(WRITTEN REQUEST)
Your task is to retype each line of the data below exactly.

(DATA SHOWN)
____

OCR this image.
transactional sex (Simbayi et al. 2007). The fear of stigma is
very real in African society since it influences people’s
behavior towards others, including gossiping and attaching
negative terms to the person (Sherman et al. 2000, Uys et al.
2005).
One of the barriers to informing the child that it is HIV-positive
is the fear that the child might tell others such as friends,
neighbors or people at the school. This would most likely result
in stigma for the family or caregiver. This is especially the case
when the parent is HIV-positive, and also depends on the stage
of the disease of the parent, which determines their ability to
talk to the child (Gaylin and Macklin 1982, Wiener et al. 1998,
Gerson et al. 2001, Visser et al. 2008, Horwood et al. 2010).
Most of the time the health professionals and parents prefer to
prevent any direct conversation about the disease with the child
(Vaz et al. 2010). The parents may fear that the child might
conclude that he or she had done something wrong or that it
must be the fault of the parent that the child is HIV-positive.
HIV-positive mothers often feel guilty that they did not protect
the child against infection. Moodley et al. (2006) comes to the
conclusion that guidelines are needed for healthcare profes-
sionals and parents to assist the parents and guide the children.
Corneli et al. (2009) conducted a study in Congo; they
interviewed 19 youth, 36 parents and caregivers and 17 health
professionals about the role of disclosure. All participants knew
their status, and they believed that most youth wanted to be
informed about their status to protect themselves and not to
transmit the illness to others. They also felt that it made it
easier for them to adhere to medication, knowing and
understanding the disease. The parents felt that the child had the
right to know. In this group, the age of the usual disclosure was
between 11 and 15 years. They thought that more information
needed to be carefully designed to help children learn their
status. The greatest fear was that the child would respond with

____

(CORRECT RESPONSE)
OCR this image.
transactional sex (Simbayi et al. 2007). The fear of stigma is
very real in African society since it influences people’s
behavior towards others, including gossiping and attaching
negative terms to the person (Sherman et al. 2000, Uys et al.
2005).
One of the barriers to informing the child that it is HIV-positive
is the fear that the child might tell others such as friends,
neighbors or people at the school. This would most likely result
in stigma for the family or caregiver. This is especially the case
when the parent is HIV-positive, and also depends on the stage
of the disease of the parent, which determines their ability to
talk to the child (Gaylin and Macklin 1982, Wiener et al. 1998,
Gerson et al. 2001, Visser et al. 2008, Horwood et al. 2010).
Most of the time the health professionals and parents prefer to
prevent any direct conversation about the disease with the child
(Vaz et al. 2010). The parents may fear that the child might
conclude that he or she had done something wrong or that it
must be the fault of the parent that the child is HIV-positive.
HIV-positive mothers often feel guilty that they did not protect
the child against infection. Moodley et al. (2006) comes to the
conclusion that guidelines are needed for healthcare profes-
sionals and parents to assist the parents and guide the children.
Corneli et al. (2009) conducted a study in Congo; they
interviewed 19 youth, 36 parents and caregivers and 17 health
professionals about the role of disclosure. All participants knew
their status, and they believed that most youth wanted to be
informed about their status to protect themselves and not to
transmit the illness to others. They also felt that it made it
easier for them to adhere to medication, knowing and
understanding the disease. The parents felt that the child had the
right to know. In this group, the age of the usual disclosure was
between 11 and 15 years. They thought that more information
needed to be carefully designed to help children learn their
status. The greatest fear was that the child would respond with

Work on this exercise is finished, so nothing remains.